Task statement → Work out how many lines of the records hold the string "this", and reply with that number alone.

>> begin Records supplied

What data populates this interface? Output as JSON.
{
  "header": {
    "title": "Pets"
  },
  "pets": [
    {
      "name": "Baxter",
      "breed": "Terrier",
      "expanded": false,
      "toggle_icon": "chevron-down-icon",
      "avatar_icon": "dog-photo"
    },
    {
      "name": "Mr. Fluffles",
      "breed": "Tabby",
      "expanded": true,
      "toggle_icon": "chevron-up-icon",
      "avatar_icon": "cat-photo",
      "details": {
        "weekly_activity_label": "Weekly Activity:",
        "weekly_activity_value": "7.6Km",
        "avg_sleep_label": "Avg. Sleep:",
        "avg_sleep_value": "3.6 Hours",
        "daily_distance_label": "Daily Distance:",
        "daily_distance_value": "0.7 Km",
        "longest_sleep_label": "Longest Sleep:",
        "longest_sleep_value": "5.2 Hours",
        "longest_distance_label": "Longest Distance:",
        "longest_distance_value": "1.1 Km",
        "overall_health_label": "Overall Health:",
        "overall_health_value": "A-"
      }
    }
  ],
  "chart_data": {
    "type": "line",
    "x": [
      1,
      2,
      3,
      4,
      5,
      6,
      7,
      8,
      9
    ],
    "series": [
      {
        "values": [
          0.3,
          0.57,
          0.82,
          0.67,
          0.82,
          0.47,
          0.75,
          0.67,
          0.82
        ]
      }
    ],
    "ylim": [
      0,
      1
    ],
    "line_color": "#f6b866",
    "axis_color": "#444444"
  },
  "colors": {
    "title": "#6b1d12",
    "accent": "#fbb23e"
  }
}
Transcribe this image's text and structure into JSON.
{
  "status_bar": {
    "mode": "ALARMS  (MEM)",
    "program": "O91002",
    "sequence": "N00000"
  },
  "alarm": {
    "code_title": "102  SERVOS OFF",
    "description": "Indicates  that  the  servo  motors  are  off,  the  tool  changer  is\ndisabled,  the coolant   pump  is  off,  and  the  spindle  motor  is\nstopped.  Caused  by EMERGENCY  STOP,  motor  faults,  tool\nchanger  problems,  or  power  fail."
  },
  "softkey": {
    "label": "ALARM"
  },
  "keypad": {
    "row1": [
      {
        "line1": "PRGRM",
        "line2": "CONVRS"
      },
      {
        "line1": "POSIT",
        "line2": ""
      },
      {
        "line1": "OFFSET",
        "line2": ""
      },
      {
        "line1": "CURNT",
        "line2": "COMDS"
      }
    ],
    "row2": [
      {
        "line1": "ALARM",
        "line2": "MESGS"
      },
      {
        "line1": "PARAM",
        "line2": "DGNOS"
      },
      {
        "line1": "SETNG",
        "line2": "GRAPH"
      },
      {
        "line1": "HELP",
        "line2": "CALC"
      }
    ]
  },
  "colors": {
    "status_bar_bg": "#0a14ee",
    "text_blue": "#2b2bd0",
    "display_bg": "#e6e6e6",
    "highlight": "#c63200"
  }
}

>> end Records supplied

In response → 2